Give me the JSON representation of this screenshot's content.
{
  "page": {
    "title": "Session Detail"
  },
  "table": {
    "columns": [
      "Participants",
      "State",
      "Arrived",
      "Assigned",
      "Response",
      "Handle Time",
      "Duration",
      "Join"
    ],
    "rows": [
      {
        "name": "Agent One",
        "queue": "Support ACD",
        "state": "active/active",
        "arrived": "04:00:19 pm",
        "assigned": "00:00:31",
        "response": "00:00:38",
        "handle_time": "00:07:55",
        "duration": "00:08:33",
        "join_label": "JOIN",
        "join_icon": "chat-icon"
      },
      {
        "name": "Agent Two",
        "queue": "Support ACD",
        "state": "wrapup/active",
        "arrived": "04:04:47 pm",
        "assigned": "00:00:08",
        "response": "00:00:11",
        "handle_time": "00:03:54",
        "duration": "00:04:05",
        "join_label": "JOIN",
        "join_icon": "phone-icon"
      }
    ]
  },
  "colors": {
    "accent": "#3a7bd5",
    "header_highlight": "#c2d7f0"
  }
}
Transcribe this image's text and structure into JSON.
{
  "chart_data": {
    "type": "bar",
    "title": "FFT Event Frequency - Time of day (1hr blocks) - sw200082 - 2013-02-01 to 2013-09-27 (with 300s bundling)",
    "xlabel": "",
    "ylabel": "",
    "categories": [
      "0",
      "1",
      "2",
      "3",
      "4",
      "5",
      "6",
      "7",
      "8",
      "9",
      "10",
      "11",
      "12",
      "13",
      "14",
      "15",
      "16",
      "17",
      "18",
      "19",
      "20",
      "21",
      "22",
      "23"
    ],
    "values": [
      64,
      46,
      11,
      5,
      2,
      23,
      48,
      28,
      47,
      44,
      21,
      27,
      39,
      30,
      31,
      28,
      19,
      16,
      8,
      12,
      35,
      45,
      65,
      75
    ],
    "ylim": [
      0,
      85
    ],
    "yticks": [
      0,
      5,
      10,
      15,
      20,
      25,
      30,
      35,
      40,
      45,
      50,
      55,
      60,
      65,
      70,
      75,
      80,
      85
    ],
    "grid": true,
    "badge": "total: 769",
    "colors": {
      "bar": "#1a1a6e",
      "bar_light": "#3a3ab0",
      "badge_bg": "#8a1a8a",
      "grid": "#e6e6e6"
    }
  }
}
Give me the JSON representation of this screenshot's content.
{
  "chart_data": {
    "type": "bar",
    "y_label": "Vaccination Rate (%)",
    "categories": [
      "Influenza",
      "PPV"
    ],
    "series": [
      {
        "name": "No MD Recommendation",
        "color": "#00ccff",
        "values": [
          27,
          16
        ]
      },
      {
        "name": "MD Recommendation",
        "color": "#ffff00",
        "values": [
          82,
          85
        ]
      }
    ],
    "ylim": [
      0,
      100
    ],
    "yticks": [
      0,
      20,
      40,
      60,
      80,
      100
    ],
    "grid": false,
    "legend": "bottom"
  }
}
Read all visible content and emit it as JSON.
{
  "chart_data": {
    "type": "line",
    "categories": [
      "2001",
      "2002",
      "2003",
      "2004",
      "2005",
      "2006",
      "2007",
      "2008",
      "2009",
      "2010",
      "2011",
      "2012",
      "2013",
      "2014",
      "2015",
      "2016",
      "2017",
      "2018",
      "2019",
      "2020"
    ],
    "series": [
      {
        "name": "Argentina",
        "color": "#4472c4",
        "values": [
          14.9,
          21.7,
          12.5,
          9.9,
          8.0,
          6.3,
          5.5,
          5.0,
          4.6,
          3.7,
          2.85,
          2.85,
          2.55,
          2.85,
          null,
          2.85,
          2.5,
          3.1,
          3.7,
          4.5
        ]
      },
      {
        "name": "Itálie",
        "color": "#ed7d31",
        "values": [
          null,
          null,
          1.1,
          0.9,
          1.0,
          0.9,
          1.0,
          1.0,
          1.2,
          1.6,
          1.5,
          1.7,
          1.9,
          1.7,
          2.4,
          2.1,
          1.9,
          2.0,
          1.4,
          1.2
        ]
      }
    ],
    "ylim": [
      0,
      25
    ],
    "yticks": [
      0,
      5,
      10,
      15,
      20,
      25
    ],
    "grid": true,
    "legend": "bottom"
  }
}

━━━━━━━━━━━━━━━━

Requirement: Give only the number of lines in the data that include the string "name".

Solution for this exercise: 6